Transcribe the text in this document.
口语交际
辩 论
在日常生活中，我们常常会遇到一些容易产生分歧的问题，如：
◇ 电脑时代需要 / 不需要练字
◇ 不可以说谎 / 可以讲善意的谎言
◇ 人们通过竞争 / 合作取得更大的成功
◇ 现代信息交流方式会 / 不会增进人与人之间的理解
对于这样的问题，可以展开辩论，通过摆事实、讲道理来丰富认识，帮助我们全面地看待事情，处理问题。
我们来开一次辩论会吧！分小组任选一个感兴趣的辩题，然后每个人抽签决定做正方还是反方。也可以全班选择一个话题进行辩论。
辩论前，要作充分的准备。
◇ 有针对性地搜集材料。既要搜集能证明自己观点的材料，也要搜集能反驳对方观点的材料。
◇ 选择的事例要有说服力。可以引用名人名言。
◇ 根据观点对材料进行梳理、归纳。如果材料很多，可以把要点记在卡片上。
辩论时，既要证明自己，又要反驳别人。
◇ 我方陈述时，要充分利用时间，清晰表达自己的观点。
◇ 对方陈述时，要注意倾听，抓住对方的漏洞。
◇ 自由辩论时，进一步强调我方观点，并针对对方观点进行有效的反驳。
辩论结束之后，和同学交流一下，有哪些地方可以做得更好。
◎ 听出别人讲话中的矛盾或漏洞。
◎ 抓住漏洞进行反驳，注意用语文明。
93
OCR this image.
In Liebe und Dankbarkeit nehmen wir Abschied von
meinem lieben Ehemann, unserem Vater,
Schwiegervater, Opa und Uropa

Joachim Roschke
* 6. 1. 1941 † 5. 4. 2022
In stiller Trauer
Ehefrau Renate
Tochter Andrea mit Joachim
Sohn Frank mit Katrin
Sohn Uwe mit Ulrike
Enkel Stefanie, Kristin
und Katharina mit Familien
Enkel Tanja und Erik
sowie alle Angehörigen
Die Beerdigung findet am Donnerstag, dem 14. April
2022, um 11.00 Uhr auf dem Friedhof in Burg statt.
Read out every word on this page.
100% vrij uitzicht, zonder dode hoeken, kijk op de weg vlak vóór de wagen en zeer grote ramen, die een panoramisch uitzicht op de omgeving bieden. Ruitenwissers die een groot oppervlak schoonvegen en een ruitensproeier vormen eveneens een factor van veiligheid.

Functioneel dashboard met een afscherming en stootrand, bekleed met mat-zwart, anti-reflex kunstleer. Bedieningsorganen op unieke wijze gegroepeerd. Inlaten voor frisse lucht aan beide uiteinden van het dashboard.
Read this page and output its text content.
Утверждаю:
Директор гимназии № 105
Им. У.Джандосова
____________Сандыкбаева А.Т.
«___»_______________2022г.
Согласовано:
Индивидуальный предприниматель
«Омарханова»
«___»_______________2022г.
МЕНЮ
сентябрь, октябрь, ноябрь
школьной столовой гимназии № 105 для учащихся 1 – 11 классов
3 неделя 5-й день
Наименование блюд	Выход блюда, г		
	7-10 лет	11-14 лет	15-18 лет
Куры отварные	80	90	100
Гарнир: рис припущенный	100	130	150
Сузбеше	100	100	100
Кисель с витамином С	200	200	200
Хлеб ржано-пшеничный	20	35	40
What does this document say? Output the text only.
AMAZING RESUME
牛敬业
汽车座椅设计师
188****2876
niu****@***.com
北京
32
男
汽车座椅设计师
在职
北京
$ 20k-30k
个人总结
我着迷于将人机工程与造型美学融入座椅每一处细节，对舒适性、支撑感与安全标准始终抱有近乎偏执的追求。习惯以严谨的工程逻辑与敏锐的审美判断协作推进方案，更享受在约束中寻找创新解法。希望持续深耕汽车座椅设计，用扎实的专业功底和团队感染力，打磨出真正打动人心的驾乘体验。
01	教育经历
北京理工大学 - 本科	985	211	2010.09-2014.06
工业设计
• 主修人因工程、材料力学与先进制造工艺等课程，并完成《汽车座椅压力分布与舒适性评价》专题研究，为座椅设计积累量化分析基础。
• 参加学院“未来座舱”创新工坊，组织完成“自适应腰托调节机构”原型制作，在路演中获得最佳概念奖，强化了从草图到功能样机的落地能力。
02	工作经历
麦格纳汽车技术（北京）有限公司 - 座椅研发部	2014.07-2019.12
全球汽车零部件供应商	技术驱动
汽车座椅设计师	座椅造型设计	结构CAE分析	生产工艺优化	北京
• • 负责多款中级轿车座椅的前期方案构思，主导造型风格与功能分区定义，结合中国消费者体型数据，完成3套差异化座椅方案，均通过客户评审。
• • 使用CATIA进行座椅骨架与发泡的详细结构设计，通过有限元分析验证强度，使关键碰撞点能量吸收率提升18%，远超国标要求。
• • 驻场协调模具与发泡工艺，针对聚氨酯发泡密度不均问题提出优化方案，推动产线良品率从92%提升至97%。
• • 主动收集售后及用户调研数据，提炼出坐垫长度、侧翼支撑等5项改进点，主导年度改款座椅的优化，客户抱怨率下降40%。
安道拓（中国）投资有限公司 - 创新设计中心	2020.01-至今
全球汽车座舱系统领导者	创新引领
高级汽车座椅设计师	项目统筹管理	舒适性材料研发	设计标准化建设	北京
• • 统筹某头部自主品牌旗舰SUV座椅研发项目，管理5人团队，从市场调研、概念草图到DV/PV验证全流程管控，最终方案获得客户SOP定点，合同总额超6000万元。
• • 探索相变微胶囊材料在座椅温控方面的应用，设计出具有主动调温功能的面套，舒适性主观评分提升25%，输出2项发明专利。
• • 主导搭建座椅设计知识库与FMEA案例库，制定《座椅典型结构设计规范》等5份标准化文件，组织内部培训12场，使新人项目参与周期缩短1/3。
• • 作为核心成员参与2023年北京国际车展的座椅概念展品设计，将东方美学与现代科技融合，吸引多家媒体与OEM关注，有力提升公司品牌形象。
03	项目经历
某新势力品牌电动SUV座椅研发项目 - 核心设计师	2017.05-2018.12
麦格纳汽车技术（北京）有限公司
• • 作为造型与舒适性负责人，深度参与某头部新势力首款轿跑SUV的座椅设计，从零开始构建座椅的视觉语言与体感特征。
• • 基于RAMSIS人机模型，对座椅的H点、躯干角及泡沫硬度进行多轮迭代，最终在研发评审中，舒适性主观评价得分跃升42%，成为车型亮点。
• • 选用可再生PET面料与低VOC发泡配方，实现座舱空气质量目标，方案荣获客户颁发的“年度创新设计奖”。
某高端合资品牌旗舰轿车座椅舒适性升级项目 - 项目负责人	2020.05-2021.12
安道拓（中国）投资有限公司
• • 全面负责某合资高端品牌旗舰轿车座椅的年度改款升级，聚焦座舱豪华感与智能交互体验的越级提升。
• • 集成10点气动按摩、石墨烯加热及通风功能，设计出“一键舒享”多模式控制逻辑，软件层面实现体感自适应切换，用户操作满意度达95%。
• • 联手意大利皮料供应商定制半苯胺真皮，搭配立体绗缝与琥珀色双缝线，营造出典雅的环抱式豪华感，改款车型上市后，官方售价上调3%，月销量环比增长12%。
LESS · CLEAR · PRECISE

# # #

* [Requirements]:
Copy all lines of the material above where the string "麦格纳汽车技术" occurs.

* [Expected answer]:
麦格纳汽车技术（北京）有限公司 - 座椅研发部	2014.07-2019.12
麦格纳汽车技术（北京）有限公司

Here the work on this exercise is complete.